Stated goal: Filter the listing below, copying every line in which the word "global" appears.

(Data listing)

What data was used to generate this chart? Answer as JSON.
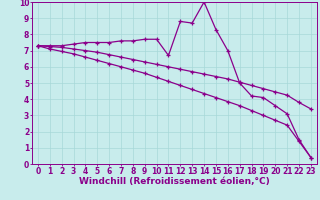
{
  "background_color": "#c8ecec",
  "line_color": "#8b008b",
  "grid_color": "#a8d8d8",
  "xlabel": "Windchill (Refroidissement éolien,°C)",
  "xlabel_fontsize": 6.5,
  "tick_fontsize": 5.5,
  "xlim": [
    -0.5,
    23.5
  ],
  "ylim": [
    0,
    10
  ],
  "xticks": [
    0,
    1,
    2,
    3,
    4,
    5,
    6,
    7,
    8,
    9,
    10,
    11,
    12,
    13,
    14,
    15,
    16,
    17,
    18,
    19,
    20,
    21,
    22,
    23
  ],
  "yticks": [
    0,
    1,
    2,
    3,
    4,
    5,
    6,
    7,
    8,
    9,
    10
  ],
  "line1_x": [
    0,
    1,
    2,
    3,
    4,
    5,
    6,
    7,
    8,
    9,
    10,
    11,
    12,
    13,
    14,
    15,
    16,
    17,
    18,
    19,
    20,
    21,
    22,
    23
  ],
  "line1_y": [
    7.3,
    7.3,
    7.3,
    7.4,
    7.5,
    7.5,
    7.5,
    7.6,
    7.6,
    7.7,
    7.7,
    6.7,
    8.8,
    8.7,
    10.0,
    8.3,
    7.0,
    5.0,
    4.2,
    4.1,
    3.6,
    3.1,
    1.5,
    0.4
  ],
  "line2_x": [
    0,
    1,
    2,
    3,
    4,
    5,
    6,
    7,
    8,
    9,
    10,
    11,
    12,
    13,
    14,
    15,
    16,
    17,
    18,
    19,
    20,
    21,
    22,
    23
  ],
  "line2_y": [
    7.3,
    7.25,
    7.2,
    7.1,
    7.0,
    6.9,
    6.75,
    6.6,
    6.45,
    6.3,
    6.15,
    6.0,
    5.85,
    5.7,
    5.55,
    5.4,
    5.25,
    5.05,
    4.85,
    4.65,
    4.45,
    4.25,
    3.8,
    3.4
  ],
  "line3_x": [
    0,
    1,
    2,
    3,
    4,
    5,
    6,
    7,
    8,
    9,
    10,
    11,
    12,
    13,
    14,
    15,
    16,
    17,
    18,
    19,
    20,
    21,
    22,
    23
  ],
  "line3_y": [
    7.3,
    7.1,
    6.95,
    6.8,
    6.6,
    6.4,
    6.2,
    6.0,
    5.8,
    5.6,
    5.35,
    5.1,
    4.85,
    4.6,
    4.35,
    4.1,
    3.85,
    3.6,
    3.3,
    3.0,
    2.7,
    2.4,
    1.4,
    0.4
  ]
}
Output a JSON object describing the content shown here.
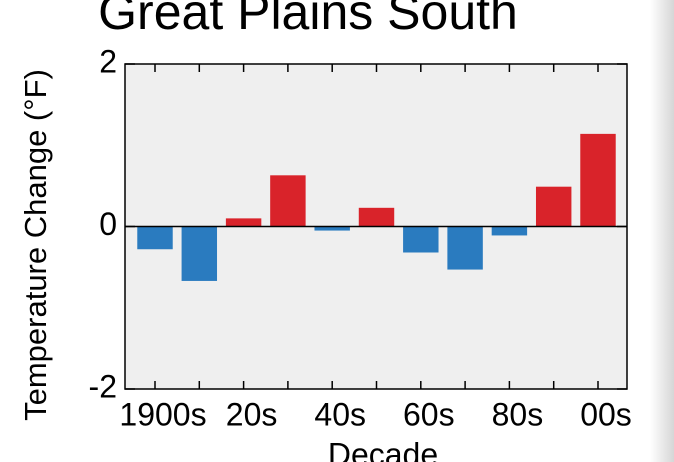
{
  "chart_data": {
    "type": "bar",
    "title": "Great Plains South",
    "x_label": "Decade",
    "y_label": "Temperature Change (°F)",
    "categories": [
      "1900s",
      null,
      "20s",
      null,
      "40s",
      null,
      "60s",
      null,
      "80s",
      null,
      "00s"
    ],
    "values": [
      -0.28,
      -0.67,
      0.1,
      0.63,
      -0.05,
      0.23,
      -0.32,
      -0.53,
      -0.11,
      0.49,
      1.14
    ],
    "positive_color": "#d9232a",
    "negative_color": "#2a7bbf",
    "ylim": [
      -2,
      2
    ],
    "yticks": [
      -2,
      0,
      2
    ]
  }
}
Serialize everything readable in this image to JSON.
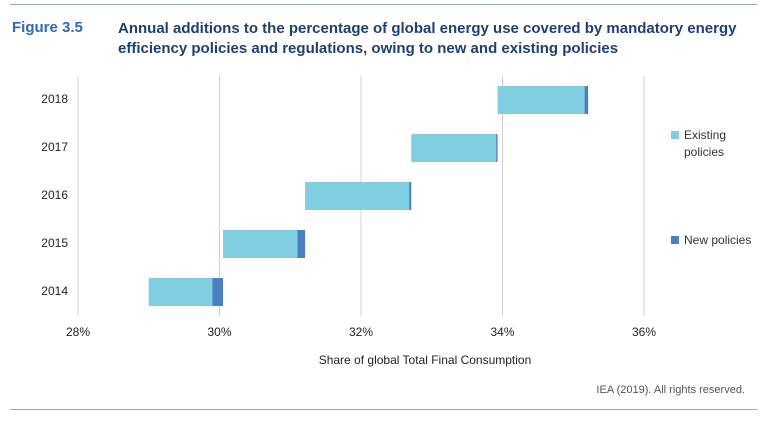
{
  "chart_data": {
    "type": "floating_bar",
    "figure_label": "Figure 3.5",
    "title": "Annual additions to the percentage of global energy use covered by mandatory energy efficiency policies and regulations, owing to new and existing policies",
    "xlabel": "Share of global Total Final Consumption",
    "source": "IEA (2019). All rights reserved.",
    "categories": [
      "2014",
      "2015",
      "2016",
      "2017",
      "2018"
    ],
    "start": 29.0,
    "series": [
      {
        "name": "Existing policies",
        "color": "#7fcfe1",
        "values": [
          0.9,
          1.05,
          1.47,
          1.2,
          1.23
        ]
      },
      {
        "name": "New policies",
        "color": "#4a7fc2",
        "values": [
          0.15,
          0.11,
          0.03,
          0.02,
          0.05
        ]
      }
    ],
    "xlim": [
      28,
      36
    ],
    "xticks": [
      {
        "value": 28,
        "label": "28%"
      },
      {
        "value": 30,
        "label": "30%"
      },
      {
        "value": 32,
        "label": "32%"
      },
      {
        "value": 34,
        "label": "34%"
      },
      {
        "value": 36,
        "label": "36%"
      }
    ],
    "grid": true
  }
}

--

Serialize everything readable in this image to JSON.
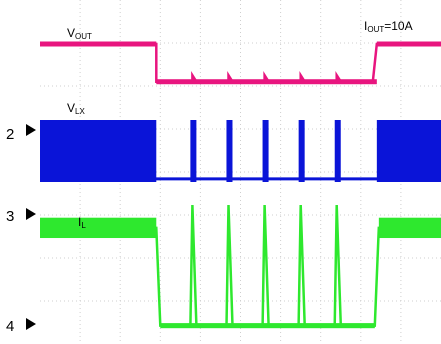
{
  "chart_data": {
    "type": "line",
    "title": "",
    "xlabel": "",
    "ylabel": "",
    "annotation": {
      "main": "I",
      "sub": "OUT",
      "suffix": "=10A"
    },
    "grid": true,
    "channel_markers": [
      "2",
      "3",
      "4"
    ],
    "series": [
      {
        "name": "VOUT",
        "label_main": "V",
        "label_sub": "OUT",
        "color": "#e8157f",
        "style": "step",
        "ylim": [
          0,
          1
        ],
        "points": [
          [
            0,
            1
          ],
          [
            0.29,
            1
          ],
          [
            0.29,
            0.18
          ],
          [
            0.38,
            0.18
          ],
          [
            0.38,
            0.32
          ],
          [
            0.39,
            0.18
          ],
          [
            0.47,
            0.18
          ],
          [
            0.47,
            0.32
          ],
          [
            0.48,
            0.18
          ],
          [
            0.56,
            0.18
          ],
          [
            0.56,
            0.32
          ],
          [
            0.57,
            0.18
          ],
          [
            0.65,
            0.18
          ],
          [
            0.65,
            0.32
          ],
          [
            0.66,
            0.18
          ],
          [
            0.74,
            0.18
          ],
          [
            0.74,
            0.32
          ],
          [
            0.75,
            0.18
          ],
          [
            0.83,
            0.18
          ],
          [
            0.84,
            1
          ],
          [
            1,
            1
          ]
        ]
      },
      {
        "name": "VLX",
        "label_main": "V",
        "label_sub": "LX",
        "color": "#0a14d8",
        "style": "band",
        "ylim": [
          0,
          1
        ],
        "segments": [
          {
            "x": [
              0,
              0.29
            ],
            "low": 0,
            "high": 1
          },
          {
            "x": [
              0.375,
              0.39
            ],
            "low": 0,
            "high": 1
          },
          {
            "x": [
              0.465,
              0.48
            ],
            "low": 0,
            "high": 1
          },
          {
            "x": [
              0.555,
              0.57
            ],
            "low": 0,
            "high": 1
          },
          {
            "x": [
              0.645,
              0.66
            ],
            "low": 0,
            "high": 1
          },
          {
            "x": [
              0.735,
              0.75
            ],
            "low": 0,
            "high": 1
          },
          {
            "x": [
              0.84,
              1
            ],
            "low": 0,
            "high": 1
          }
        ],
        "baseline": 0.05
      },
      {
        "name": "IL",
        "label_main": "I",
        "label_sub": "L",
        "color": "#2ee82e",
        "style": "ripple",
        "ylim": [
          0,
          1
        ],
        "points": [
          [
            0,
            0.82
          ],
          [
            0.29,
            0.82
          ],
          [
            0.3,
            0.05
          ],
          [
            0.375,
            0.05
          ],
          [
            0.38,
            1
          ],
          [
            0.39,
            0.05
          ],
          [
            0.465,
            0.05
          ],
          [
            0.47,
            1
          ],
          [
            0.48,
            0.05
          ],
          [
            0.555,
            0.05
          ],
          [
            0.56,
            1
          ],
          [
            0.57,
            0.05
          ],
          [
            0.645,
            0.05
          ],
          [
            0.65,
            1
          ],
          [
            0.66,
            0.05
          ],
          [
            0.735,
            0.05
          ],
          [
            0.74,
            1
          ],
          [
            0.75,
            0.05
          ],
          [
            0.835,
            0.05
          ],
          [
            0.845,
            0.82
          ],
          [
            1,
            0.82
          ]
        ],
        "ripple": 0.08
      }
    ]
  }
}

Reply to the task:
    "title": "Annual additions to the percentage of global energy use covered by mandatory energy efficiency policies and regulations, owing to new and existing policies",
    "xlabel": "Share of global Total Final Consumption",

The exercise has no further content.